▸ Goal of the exercise: Scan the records below for the word "text" and give only the number of lines that hold it.

Data entries:
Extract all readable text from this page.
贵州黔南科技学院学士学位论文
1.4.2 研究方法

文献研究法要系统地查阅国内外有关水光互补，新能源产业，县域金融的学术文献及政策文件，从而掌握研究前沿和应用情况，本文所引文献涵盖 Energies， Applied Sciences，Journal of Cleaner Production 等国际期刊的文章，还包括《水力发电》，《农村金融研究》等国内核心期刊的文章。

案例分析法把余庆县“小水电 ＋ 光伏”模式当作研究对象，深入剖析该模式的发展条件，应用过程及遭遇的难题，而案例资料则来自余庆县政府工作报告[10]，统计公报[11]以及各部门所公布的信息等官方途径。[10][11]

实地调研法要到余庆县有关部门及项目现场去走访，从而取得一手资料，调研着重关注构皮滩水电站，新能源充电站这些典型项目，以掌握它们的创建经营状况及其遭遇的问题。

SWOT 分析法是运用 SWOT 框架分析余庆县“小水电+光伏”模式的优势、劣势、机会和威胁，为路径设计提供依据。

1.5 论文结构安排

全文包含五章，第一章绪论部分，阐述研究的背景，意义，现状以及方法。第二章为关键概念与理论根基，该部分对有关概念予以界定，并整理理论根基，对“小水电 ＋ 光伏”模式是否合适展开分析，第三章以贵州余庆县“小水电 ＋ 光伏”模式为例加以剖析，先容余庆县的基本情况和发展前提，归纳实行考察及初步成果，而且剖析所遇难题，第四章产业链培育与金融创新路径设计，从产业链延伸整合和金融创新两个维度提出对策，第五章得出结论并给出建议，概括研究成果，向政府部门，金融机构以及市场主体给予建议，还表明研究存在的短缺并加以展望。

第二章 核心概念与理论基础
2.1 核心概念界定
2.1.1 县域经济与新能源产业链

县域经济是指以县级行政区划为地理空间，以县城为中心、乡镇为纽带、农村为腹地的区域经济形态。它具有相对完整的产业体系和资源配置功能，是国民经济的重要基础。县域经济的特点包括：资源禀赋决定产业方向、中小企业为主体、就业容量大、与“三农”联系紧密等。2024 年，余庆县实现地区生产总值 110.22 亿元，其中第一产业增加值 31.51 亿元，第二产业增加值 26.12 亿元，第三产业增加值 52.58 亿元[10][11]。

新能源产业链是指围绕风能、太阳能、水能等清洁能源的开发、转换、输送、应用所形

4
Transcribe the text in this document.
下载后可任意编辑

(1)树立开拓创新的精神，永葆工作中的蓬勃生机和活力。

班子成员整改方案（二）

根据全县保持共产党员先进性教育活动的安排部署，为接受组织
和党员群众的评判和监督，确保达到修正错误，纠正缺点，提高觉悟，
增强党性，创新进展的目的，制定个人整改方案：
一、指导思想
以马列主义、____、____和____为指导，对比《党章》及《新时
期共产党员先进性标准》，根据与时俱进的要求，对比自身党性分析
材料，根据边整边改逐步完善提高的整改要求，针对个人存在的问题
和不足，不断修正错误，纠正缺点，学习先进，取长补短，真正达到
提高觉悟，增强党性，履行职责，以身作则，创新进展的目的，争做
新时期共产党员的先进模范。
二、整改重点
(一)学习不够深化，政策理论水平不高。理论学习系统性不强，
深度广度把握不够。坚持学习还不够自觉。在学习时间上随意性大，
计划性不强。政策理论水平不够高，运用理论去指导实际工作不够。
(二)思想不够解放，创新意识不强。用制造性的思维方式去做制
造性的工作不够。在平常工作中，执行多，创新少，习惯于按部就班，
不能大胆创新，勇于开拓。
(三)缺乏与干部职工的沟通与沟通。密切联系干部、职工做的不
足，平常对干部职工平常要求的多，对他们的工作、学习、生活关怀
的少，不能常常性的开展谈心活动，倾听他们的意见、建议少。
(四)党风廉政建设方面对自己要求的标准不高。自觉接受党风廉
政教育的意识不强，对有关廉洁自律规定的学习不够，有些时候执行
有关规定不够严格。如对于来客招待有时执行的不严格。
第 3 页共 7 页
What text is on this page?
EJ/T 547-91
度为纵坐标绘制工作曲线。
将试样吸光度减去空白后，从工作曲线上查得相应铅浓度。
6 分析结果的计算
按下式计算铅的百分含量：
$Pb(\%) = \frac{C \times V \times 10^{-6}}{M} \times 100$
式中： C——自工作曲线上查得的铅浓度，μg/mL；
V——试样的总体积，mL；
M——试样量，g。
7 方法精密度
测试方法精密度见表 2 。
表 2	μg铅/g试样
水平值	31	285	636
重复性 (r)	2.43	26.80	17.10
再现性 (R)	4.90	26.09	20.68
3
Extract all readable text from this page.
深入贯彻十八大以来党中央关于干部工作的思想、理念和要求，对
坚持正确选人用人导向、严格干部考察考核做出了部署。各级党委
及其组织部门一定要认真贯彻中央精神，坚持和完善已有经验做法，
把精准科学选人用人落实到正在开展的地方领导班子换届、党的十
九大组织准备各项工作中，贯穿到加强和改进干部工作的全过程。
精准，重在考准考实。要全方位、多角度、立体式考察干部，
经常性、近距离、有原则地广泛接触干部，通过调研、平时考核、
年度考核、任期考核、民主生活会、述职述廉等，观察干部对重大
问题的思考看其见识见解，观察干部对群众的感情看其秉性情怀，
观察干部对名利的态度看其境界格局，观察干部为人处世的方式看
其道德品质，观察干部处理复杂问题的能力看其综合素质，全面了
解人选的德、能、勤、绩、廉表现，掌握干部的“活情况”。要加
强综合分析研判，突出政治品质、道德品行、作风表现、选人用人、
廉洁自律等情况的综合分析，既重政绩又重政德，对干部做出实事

▸ Exercise solution: 4